── SOURCE
# Cabin "Catfish" Fever



## LeeWoolery

Picked up some catfish tackle and gear this winter.

132 Pound digital scale ( wishful thinking ) 










150 quart Igloo cooler that I'm making into a portable bait livewell for the back of my truck










10 foot. two-piece, graphite European style catfish/stugeon rod distributed by Wacker Bait in Illinois that I'm using with a Shimano Baitrunner 8000.



















European rod rest system that lets you place your rods on any surface or angle.



















European style landing net with soft mesh and 50 inch arms that folds up for storage.










I'm doing my best this season to practice catfish ( and carp) conservation and see that those trophy fish are returned to the water unharmed to live another day and give the next angler the same joy that fish gave me.

Can't wait for spring to get out on the water.
────
TASK INSTRUCTIONS – Print, word for word, the section of the catfish gear post that starts with the words containing "European style landing" and finishes with "on the water.".
── DATA SUPPLIED
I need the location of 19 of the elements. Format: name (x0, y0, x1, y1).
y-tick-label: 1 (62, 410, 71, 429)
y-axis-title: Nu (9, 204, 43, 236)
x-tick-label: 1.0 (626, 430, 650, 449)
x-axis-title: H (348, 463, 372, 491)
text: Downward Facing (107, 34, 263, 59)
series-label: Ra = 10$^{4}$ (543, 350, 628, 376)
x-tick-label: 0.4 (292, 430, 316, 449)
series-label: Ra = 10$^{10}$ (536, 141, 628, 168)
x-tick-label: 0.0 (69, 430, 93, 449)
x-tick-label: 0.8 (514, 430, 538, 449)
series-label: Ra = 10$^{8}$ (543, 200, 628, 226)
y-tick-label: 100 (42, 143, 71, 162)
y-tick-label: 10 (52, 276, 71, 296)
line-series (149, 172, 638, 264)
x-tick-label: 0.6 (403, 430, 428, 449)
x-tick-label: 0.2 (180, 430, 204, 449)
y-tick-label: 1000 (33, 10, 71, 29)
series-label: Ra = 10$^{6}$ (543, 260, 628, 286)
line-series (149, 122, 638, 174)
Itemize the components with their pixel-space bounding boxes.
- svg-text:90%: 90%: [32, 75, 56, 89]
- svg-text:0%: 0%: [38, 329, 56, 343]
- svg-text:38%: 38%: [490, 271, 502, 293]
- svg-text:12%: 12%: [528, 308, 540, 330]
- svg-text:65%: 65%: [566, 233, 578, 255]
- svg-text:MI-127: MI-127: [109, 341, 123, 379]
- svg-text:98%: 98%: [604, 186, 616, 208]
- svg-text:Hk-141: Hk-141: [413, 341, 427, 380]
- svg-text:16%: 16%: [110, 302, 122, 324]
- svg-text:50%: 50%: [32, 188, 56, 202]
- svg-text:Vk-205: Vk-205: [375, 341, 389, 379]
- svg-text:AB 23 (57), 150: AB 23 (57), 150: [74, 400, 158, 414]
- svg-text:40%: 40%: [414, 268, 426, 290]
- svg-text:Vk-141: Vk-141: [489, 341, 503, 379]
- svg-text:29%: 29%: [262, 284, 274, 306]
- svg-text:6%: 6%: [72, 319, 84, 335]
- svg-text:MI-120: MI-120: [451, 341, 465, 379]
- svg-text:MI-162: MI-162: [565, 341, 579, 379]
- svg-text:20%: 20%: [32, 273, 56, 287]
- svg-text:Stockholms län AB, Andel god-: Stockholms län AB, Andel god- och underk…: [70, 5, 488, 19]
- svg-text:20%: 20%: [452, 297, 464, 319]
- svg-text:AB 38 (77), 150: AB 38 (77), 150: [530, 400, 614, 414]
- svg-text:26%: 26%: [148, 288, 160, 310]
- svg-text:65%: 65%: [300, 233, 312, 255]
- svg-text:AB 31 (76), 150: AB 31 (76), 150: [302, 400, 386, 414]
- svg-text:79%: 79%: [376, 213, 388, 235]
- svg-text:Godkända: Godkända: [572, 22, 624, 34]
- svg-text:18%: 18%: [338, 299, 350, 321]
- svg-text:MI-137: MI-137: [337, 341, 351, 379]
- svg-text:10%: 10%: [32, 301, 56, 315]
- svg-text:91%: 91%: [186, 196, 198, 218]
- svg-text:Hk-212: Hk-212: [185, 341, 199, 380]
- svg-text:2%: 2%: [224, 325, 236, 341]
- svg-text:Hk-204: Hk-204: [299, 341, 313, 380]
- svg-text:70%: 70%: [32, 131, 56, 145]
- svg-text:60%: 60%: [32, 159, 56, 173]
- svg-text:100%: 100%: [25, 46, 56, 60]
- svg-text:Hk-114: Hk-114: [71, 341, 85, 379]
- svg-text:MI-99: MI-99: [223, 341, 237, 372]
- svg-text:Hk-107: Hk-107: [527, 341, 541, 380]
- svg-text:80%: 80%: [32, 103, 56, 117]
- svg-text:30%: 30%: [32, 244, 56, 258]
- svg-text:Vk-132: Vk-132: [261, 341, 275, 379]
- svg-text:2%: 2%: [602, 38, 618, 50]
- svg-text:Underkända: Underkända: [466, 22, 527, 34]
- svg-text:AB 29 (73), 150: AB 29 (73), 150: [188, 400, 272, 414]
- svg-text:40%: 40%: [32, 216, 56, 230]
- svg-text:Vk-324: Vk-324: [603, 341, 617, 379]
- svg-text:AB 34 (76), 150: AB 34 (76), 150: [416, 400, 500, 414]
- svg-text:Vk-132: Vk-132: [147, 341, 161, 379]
────
TASK ANSWER –
European style landing net with soft mesh and 50 inch arms that folds up for storage.










I'm doing my best this season to practice catfish ( and carp) conservation and see that those trophy fish are returned to the water unharmed to live another day and give the next angler the same joy that fish gave me.

Can't wait for spring to get out on the water.